* Work to do: Lines holding the string "wind" are the ones to copy from this listing.

* Source data:
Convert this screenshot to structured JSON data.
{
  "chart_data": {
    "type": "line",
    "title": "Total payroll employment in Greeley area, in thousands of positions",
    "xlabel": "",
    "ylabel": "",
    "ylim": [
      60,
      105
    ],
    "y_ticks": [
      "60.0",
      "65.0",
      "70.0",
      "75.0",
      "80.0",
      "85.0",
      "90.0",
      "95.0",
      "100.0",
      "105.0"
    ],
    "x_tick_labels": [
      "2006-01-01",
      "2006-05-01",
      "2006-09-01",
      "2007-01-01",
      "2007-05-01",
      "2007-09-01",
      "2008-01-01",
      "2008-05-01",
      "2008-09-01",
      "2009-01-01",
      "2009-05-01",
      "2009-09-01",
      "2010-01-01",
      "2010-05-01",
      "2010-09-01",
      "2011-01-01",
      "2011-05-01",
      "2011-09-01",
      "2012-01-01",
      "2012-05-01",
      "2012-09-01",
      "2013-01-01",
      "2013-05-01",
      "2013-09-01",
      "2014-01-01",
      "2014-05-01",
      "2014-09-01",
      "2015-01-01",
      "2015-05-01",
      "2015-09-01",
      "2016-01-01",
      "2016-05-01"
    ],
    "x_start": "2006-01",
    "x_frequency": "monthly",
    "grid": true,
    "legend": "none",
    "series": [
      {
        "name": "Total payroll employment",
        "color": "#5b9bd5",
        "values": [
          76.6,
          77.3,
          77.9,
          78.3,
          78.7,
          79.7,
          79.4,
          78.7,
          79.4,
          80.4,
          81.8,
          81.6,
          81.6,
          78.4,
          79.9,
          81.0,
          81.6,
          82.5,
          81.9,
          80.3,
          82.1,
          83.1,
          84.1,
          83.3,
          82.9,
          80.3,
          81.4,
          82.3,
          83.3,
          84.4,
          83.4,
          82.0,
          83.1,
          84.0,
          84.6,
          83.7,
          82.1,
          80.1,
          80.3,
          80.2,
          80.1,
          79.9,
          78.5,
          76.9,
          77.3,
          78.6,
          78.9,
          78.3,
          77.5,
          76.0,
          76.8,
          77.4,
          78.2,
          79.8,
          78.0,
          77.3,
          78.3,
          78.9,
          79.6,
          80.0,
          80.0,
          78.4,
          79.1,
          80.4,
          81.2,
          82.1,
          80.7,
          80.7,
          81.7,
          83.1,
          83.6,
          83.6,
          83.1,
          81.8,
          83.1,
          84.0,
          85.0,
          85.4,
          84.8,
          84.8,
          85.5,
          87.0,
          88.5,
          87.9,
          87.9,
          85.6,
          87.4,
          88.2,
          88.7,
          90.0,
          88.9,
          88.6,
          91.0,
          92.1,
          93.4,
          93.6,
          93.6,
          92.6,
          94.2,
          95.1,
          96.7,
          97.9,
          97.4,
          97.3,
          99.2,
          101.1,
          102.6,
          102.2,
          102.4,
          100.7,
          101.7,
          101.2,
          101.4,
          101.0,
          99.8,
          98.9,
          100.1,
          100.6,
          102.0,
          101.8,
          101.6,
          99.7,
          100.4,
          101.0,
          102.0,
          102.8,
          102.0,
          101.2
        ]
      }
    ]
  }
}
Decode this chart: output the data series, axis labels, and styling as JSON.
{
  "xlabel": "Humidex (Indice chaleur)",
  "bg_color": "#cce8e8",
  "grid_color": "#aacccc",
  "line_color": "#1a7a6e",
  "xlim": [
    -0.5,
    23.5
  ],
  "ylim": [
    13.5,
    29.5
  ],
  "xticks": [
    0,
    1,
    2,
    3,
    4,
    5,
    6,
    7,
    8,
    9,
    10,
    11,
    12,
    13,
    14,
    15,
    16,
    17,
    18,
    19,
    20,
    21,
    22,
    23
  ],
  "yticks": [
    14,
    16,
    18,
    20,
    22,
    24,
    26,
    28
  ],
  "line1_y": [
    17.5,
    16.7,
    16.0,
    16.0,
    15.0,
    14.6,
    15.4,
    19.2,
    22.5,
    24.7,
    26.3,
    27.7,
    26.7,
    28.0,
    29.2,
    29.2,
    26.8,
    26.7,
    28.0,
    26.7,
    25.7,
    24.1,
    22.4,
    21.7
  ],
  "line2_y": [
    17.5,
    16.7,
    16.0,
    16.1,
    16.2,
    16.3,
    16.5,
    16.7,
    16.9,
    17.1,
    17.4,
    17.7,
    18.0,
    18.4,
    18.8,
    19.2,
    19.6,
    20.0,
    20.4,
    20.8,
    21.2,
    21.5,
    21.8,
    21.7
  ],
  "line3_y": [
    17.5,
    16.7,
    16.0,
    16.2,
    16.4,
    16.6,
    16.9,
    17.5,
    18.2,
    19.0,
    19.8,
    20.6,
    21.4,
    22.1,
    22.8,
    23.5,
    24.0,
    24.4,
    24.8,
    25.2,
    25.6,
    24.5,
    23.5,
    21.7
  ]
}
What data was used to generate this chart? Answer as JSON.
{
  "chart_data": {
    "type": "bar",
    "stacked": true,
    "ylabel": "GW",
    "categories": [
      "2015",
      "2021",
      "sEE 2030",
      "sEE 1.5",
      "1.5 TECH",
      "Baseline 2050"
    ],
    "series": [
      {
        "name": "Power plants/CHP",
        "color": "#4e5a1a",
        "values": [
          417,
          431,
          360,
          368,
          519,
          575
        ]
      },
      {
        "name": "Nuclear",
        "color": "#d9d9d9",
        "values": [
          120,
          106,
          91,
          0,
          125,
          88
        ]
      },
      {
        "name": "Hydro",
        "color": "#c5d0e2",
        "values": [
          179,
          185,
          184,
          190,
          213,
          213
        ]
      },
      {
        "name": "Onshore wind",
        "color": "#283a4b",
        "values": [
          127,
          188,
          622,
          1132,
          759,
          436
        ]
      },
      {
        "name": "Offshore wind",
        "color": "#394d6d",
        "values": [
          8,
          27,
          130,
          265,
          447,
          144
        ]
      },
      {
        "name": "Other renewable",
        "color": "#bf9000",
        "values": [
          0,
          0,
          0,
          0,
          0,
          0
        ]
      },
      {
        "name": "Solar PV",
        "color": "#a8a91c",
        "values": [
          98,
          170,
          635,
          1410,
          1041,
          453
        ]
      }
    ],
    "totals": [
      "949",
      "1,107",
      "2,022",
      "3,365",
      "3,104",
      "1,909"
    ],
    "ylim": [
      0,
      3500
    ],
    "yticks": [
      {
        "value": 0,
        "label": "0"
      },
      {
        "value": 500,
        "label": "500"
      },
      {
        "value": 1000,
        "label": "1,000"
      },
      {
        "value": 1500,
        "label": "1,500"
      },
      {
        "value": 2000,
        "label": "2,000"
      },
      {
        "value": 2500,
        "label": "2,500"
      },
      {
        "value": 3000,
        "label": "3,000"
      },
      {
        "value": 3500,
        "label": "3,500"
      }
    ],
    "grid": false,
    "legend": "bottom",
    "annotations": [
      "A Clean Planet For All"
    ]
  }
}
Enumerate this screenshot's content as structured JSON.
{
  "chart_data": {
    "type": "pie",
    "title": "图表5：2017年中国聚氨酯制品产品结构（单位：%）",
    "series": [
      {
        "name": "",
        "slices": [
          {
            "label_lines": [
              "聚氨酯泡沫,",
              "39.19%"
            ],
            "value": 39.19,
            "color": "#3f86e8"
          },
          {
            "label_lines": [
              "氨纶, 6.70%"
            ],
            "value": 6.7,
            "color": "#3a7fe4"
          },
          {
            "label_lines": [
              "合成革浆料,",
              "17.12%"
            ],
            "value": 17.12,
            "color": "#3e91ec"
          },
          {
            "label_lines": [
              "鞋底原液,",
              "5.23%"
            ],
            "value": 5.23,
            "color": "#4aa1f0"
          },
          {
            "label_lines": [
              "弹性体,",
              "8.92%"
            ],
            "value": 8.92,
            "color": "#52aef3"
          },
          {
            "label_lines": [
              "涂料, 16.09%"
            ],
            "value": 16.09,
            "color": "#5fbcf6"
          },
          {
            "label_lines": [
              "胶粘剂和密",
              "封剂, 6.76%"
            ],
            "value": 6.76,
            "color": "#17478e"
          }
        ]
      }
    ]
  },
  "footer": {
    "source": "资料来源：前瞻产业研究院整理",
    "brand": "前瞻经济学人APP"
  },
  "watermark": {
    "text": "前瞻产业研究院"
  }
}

* Exercise result:
        "name": "Onshore wind",
        "name": "Offshore wind",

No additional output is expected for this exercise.